▸ To be done: Leave out the pictures and restate the rest of the data exactly.

## Start Data in this exercise

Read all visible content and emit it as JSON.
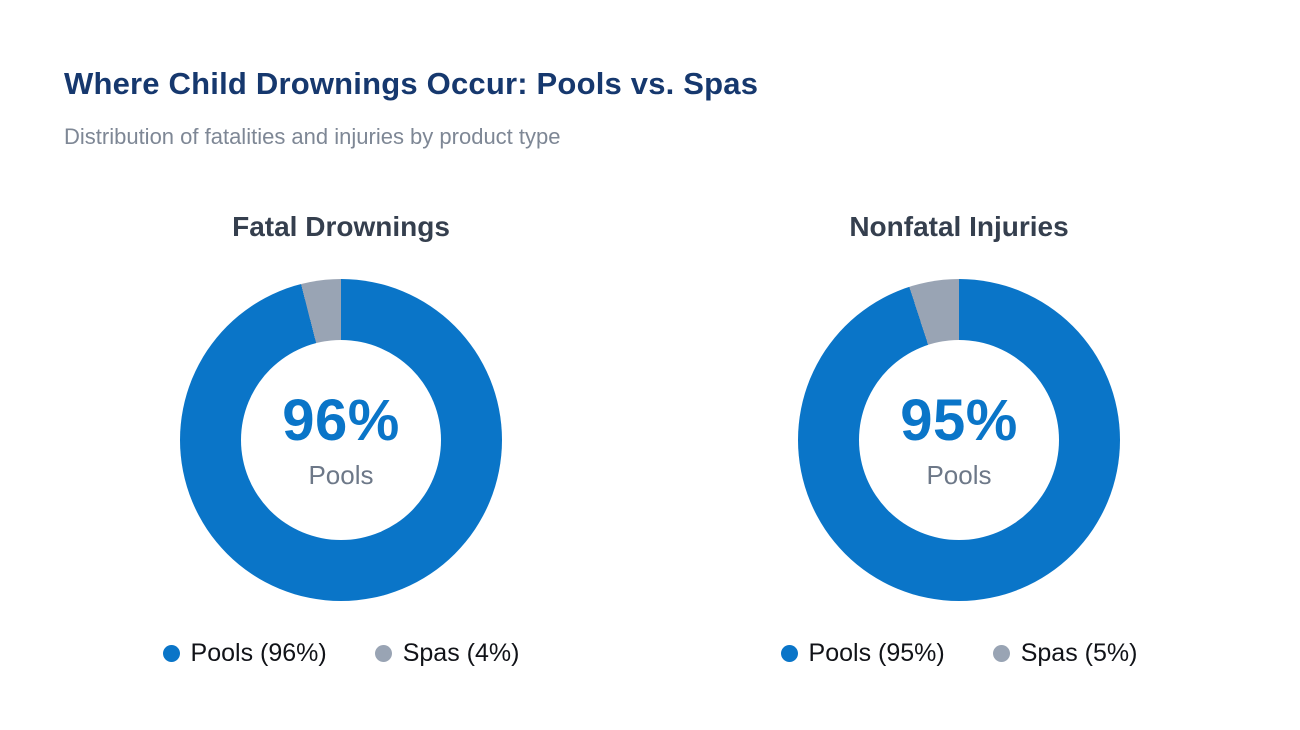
{
  "page": {
    "title": "Where Child Drownings Occur: Pools vs. Spas",
    "subtitle": "Distribution of fatalities and injuries by product type"
  },
  "colors": {
    "pools": "#0a75c8",
    "spas": "#99a4b4",
    "title": "#16386e",
    "chart_title": "#353f4e",
    "subtitle": "#7e8795",
    "center_value": "#0a75c8",
    "center_label": "#6d7888",
    "legend_text": "#111318"
  },
  "chart_data": [
    {
      "type": "pie",
      "title": "Fatal Drownings",
      "categories": [
        "Pools",
        "Spas"
      ],
      "values": [
        96,
        4
      ],
      "center_value": "96%",
      "center_label": "Pools",
      "legend": [
        "Pools (96%)",
        "Spas (4%)"
      ],
      "legend_position": "bottom"
    },
    {
      "type": "pie",
      "title": "Nonfatal Injuries",
      "categories": [
        "Pools",
        "Spas"
      ],
      "values": [
        95,
        5
      ],
      "center_value": "95%",
      "center_label": "Pools",
      "legend": [
        "Pools (95%)",
        "Spas (5%)"
      ],
      "legend_position": "bottom"
    }
  ]
}
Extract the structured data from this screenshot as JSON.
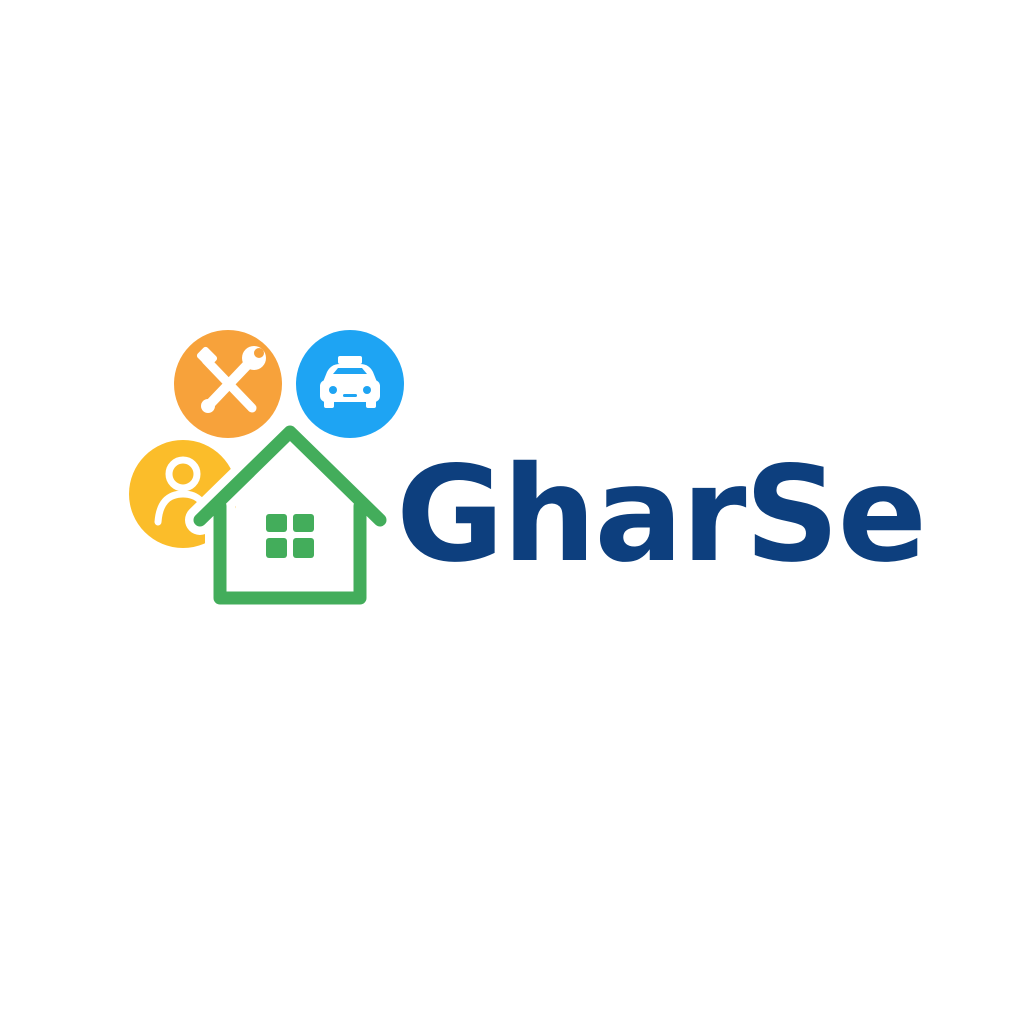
{
  "brand": {
    "name": "GharSe"
  },
  "icons": {
    "tools": "wrench-screwdriver-icon",
    "taxi": "taxi-icon",
    "person": "person-icon",
    "home": "house-icon"
  },
  "colors": {
    "wordmark": "#0d3f7e",
    "tools_circle": "#f7a23b",
    "taxi_circle": "#1ea4f3",
    "person_circle": "#fbbd2a",
    "house": "#43ad5b",
    "icon_fg": "#ffffff",
    "background": "#ffffff"
  }
}
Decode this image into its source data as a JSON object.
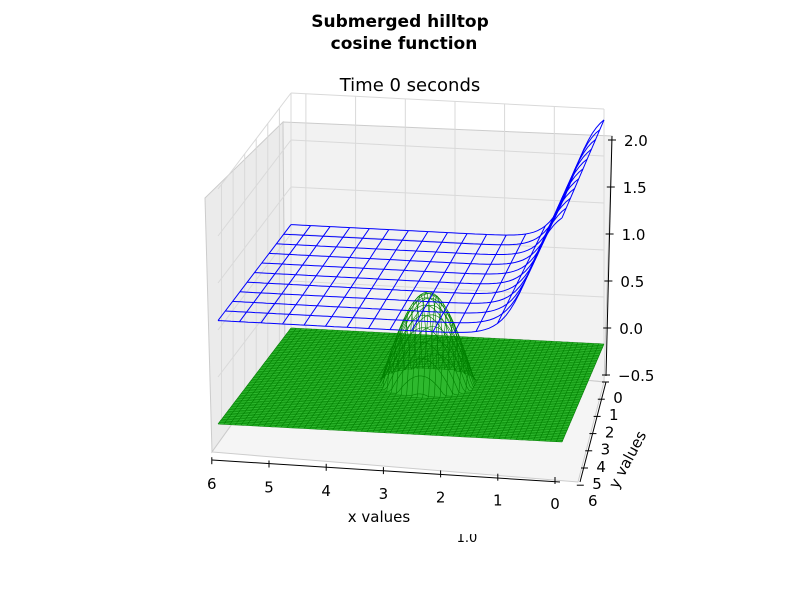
{
  "chart_data": {
    "type": "wireframe3d",
    "title": [
      "Submerged hilltop",
      "cosine function"
    ],
    "subtitle": "Time 0 seconds",
    "xlabel": "x values",
    "ylabel": "y values",
    "stray_label": "1.0",
    "x_ticks": [
      "0",
      "1",
      "2",
      "3",
      "4",
      "5",
      "6"
    ],
    "y_ticks": [
      "0",
      "1",
      "2",
      "3",
      "4",
      "5",
      "6"
    ],
    "z_ticks": [
      "−0.5",
      "0.0",
      "0.5",
      "1.0",
      "1.5",
      "2.0"
    ],
    "xlim": [
      0,
      6.3
    ],
    "ylim": [
      0,
      6.3
    ],
    "zlim": [
      -0.5,
      2.0
    ],
    "grid": true,
    "series": [
      {
        "kind": "water-surface",
        "color": "#0000ff",
        "base_level": 0.6,
        "wave_amplitude": 1.4,
        "wave_front_x": 0.6,
        "wave_width": 0.5
      },
      {
        "kind": "bottom-terrain",
        "color": "#008000",
        "face_color": "#2eb82e",
        "floor_level": -0.5,
        "hill_center": [
          3.0,
          3.0
        ],
        "hill_radius": 0.9,
        "hill_height": 0.4
      }
    ]
  }
}
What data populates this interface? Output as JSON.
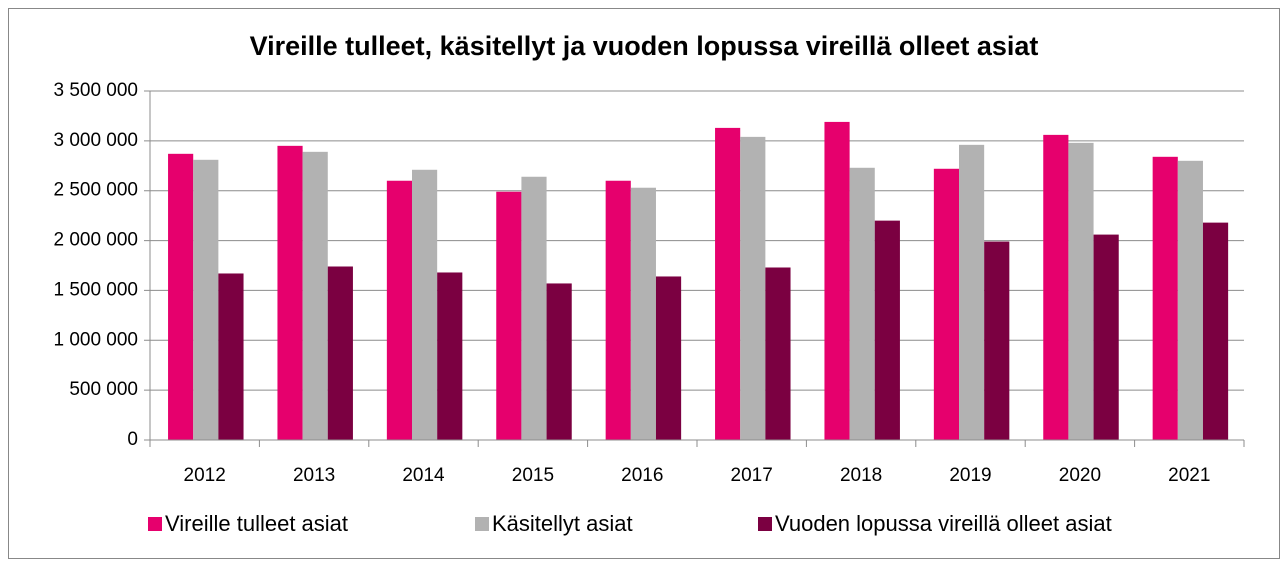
{
  "chart_data": {
    "type": "bar",
    "title": "Vireille tulleet, käsitellyt ja vuoden lopussa vireillä olleet asiat",
    "categories": [
      "2012",
      "2013",
      "2014",
      "2015",
      "2016",
      "2017",
      "2018",
      "2019",
      "2020",
      "2021"
    ],
    "series": [
      {
        "name": "Vireille tulleet asiat",
        "color": "#e6006d",
        "values": [
          2870000,
          2950000,
          2600000,
          2490000,
          2600000,
          3130000,
          3190000,
          2720000,
          3060000,
          2840000
        ]
      },
      {
        "name": "Käsitellyt asiat",
        "color": "#b2b2b2",
        "values": [
          2810000,
          2890000,
          2710000,
          2640000,
          2530000,
          3040000,
          2730000,
          2960000,
          2980000,
          2800000
        ]
      },
      {
        "name": "Vuoden lopussa vireillä olleet asiat",
        "color": "#7b0041",
        "values": [
          1670000,
          1740000,
          1680000,
          1570000,
          1640000,
          1730000,
          2200000,
          1990000,
          2060000,
          2180000
        ]
      }
    ],
    "ylim": [
      0,
      3500000
    ],
    "yticks": [
      0,
      {
        "value": 500000,
        "label": "500 000"
      },
      {
        "value": 1000000,
        "label": "1 000 000"
      },
      {
        "value": 1500000,
        "label": "1 500 000"
      },
      {
        "value": 2000000,
        "label": "2 000 000"
      },
      {
        "value": 2500000,
        "label": "2 500 000"
      },
      {
        "value": 3000000,
        "label": "3 000 000"
      },
      {
        "value": 3500000,
        "label": "3 500 000"
      }
    ],
    "grid": true,
    "legend": "bottom"
  }
}
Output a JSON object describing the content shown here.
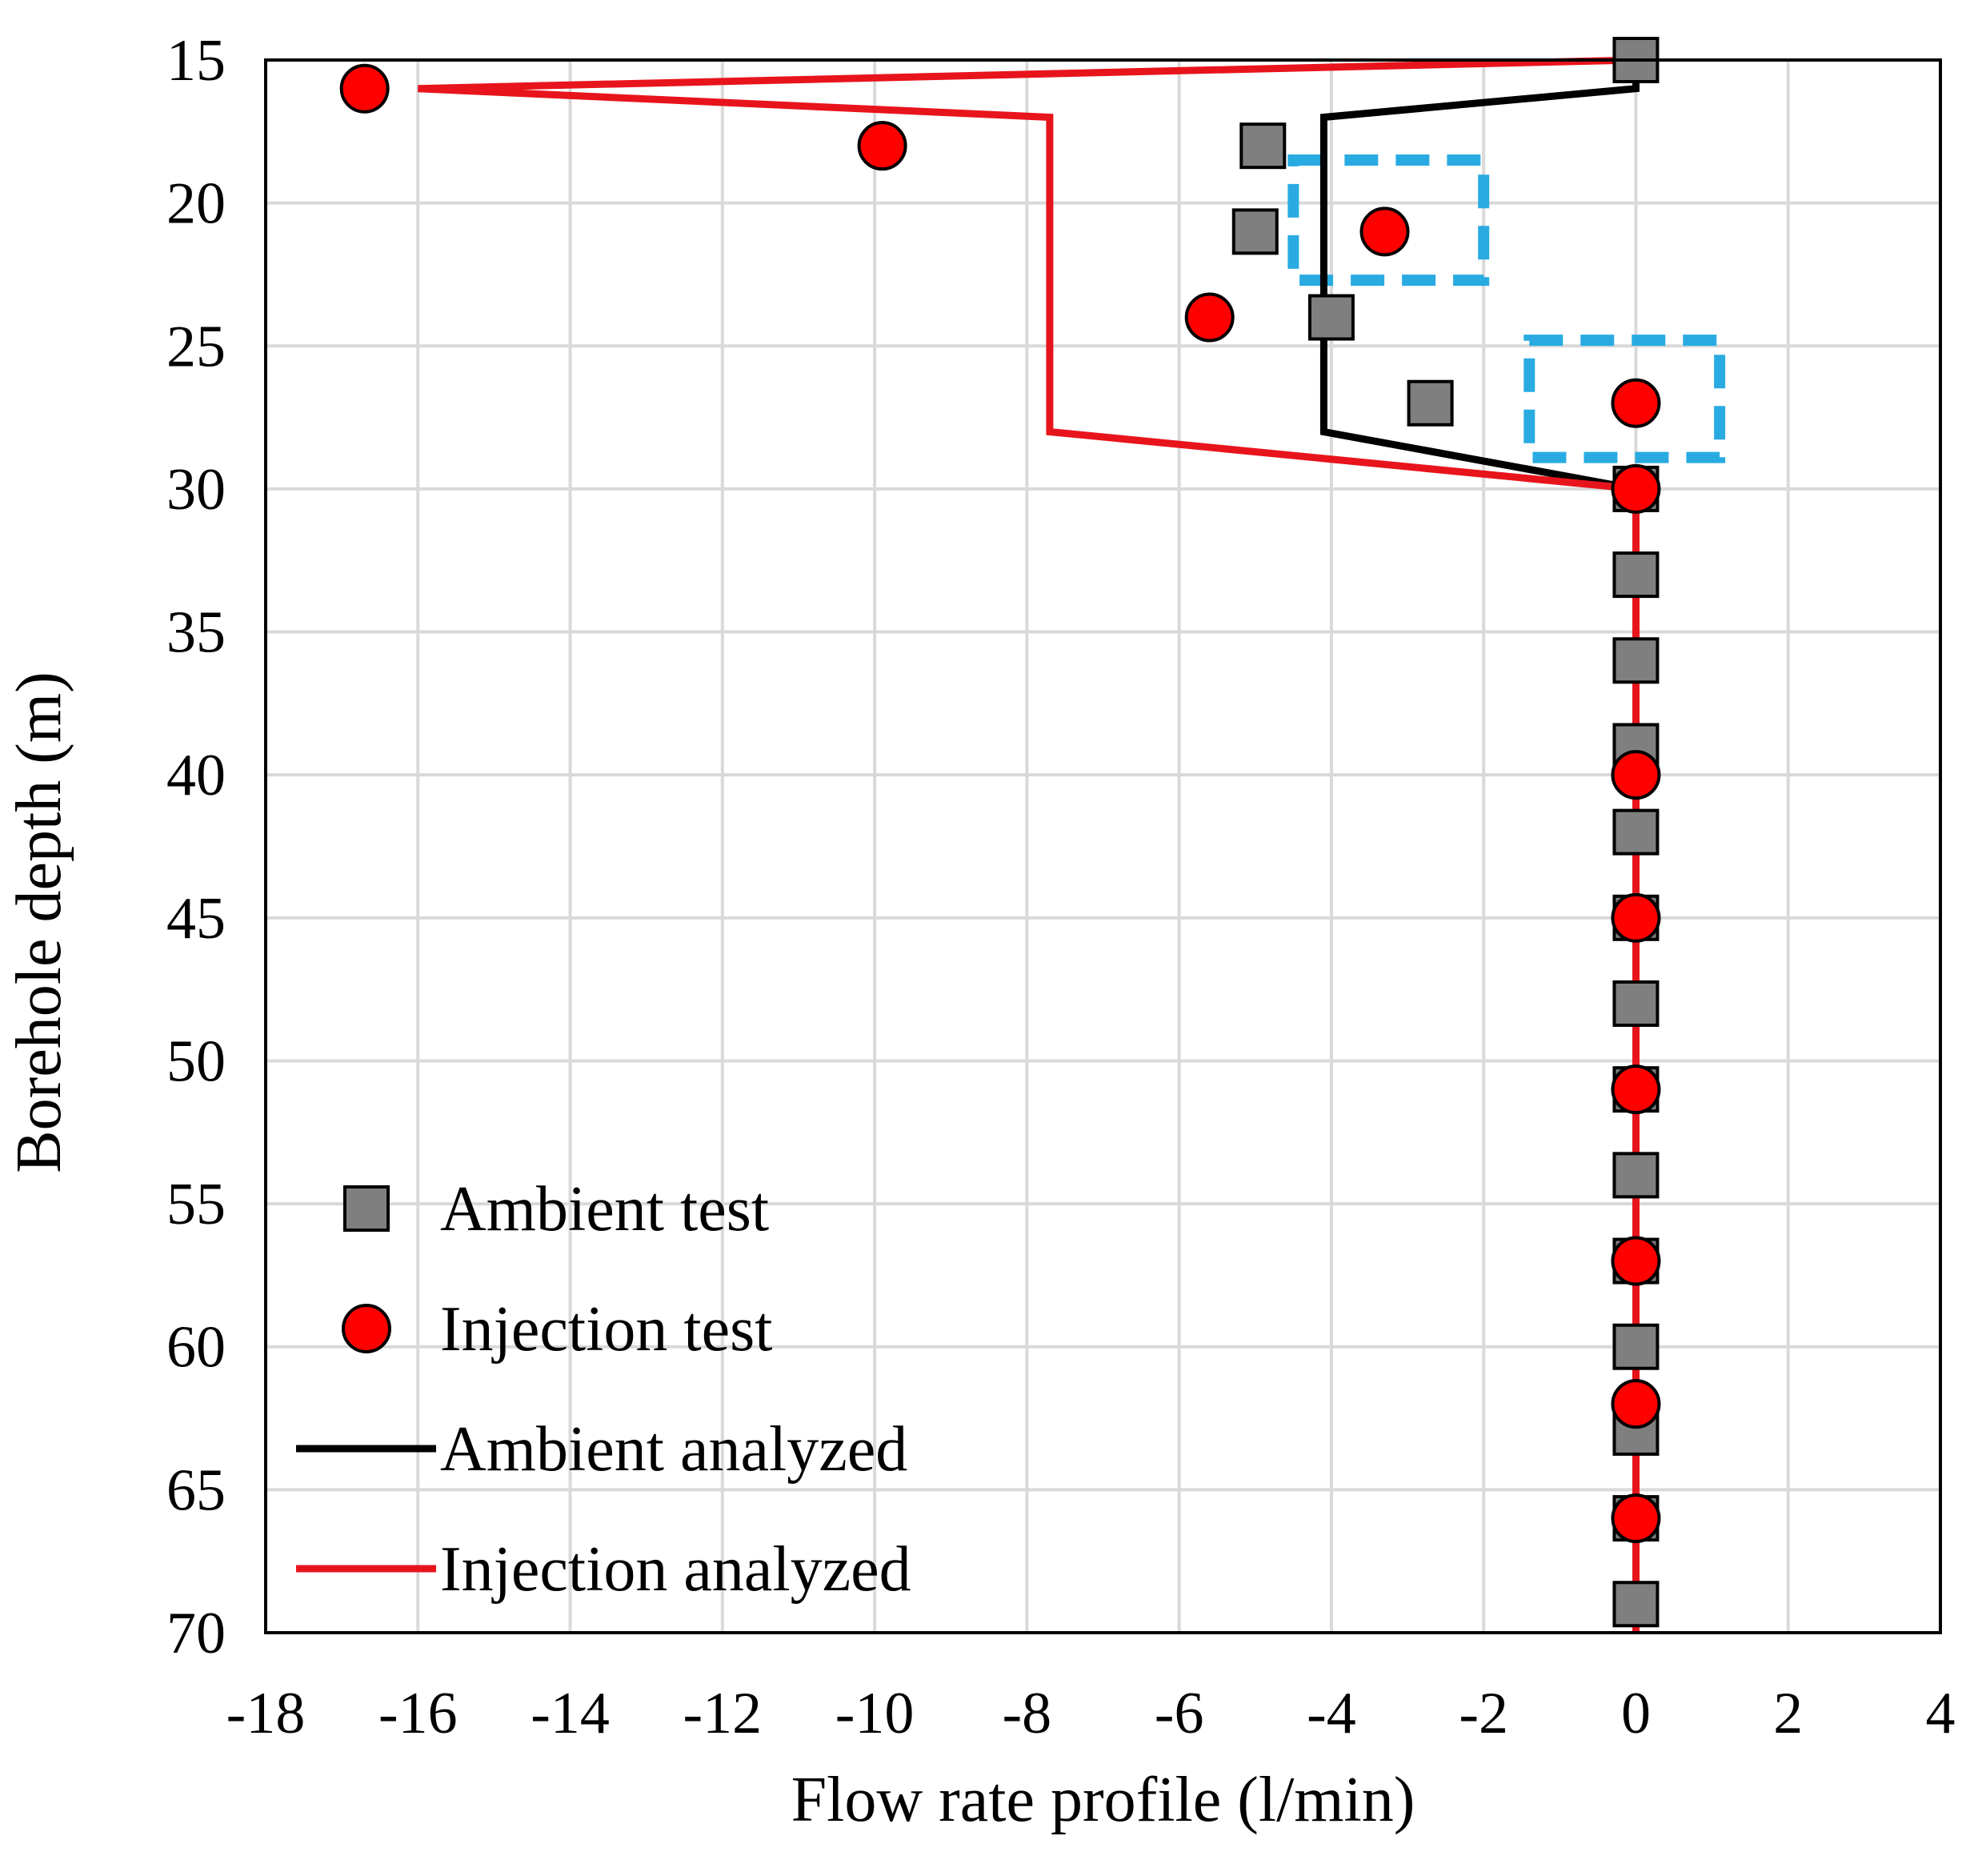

## End Data in this exercise

▸ Task answer:
Read all visible content and emit it as JSON.
{
  "page": {
    "title": "Where Child Drownings Occur: Pools vs. Spas",
    "subtitle": "Distribution of fatalities and injuries by product type"
  },
  "colors": {
    "pools": "#0a75c8",
    "spas": "#99a4b4",
    "title": "#16386e",
    "chart_title": "#353f4e",
    "subtitle": "#7e8795",
    "center_value": "#0a75c8",
    "center_label": "#6d7888",
    "legend_text": "#111318"
  },
  "chart_data": [
    {
      "type": "pie",
      "title": "Fatal Drownings",
      "categories": [
        "Pools",
        "Spas"
      ],
      "values": [
        96,
        4
      ],
      "center_value": "96%",
      "center_label": "Pools",
      "legend": [
        "Pools (96%)",
        "Spas (4%)"
      ],
      "legend_position": "bottom"
    },
    {
      "type": "pie",
      "title": "Nonfatal Injuries",
      "categories": [
        "Pools",
        "Spas"
      ],
      "values": [
        95,
        5
      ],
      "center_value": "95%",
      "center_label": "Pools",
      "legend": [
        "Pools (95%)",
        "Spas (5%)"
      ],
      "legend_position": "bottom"
    }
  ]
}
Extract the structured data from this screenshot as JSON.
{
  "brand": {
    "name": "GharSe"
  },
  "icons": {
    "tools": "wrench-screwdriver-icon",
    "taxi": "taxi-icon",
    "person": "person-icon",
    "home": "house-icon"
  },
  "colors": {
    "wordmark": "#0d3f7e",
    "tools_circle": "#f7a23b",
    "taxi_circle": "#1ea4f3",
    "person_circle": "#fbbd2a",
    "house": "#43ad5b",
    "icon_fg": "#ffffff",
    "background": "#ffffff"
  }
}
Decode this image into its source data as a JSON object.
{
  "chart_data": {
    "type": "wireframe3d",
    "title": [
      "Submerged hilltop",
      "cosine function"
    ],
    "subtitle": "Time 0 seconds",
    "xlabel": "x values",
    "ylabel": "y values",
    "stray_label": "1.0",
    "x_ticks": [
      "0",
      "1",
      "2",
      "3",
      "4",
      "5",
      "6"
    ],
    "y_ticks": [
      "0",
      "1",
      "2",
      "3",
      "4",
      "5",
      "6"
    ],
    "z_ticks": [
      "−0.5",
      "0.0",
      "0.5",
      "1.0",
      "1.5",
      "2.0"
    ],
    "xlim": [
      0,
      6.3
    ],
    "ylim": [
      0,
      6.3
    ],
    "zlim": [
      -0.5,
      2.0
    ],
    "grid": true,
    "series": [
      {
        "kind": "water-surface",
        "color": "#0000ff",
        "base_level": 0.6,
        "wave_amplitude": 1.4,
        "wave_front_x": 0.6,
        "wave_width": 0.5
      },
      {
        "kind": "bottom-terrain",
        "color": "#008000",
        "face_color": "#2eb82e",
        "floor_level": -0.5,
        "hill_center": [
          3.0,
          3.0
        ],
        "hill_radius": 0.9,
        "hill_height": 0.4
      }
    ]
  }
}
What data populates this interface? Output as JSON.
{
  "chart_data": {
    "type": "bar",
    "title": "Vireille tulleet, käsitellyt ja vuoden lopussa vireillä olleet asiat",
    "categories": [
      "2012",
      "2013",
      "2014",
      "2015",
      "2016",
      "2017",
      "2018",
      "2019",
      "2020",
      "2021"
    ],
    "series": [
      {
        "name": "Vireille tulleet asiat",
        "color": "#e6006d",
        "values": [
          2870000,
          2950000,
          2600000,
          2490000,
          2600000,
          3130000,
          3190000,
          2720000,
          3060000,
          2840000
        ]
      },
      {
        "name": "Käsitellyt asiat",
        "color": "#b2b2b2",
        "values": [
          2810000,
          2890000,
          2710000,
          2640000,
          2530000,
          3040000,
          2730000,
          2960000,
          2980000,
          2800000
        ]
      },
      {
        "name": "Vuoden lopussa vireillä olleet asiat",
        "color": "#7b0041",
        "values": [
          1670000,
          1740000,
          1680000,
          1570000,
          1640000,
          1730000,
          2200000,
          1990000,
          2060000,
          2180000
        ]
      }
    ],
    "ylim": [
      0,
      3500000
    ],
    "yticks": [
      0,
      {
        "value": 500000,
        "label": "500 000"
      },
      {
        "value": 1000000,
        "label": "1 000 000"
      },
      {
        "value": 1500000,
        "label": "1 500 000"
      },
      {
        "value": 2000000,
        "label": "2 000 000"
      },
      {
        "value": 2500000,
        "label": "2 500 000"
      },
      {
        "value": 3000000,
        "label": "3 000 000"
      },
      {
        "value": 3500000,
        "label": "3 500 000"
      }
    ],
    "grid": true,
    "legend": "bottom"
  }
}
Output a JSON object describing the content shown here.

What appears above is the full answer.